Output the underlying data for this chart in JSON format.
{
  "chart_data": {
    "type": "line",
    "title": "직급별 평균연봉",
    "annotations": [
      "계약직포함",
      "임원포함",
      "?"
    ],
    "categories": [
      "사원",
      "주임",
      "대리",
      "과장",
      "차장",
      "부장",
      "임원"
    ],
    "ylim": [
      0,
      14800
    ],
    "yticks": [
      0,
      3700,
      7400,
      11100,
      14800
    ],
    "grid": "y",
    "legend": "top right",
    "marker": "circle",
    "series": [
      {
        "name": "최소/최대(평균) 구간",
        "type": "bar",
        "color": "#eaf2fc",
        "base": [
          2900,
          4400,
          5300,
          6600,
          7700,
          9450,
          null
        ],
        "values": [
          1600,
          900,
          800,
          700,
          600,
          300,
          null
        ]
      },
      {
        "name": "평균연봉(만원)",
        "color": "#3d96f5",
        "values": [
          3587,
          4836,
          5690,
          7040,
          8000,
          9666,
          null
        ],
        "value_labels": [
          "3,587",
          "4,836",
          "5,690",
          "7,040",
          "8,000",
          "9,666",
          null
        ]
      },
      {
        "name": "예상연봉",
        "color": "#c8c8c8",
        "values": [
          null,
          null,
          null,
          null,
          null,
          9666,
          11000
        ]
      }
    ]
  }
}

■ AIM OF THE TASK: Retype the listing. Match it exactly.

■ FINISHED TASK:
Output the underlying data for this chart in JSON format.
{
  "chart_data": {
    "type": "line",
    "title": "직급별 평균연봉",
    "annotations": [
      "계약직포함",
      "임원포함",
      "?"
    ],
    "categories": [
      "사원",
      "주임",
      "대리",
      "과장",
      "차장",
      "부장",
      "임원"
    ],
    "ylim": [
      0,
      14800
    ],
    "yticks": [
      0,
      3700,
      7400,
      11100,
      14800
    ],
    "grid": "y",
    "legend": "top right",
    "marker": "circle",
    "series": [
      {
        "name": "최소/최대(평균) 구간",
        "type": "bar",
        "color": "#eaf2fc",
        "base": [
          2900,
          4400,
          5300,
          6600,
          7700,
          9450,
          null
        ],
        "values": [
          1600,
          900,
          800,
          700,
          600,
          300,
          null
        ]
      },
      {
        "name": "평균연봉(만원)",
        "color": "#3d96f5",
        "values": [
          3587,
          4836,
          5690,
          7040,
          8000,
          9666,
          null
        ],
        "value_labels": [
          "3,587",
          "4,836",
          "5,690",
          "7,040",
          "8,000",
          "9,666",
          null
        ]
      },
      {
        "name": "예상연봉",
        "color": "#c8c8c8",
        "values": [
          null,
          null,
          null,
          null,
          null,
          9666,
          11000
        ]
      }
    ]
  }
}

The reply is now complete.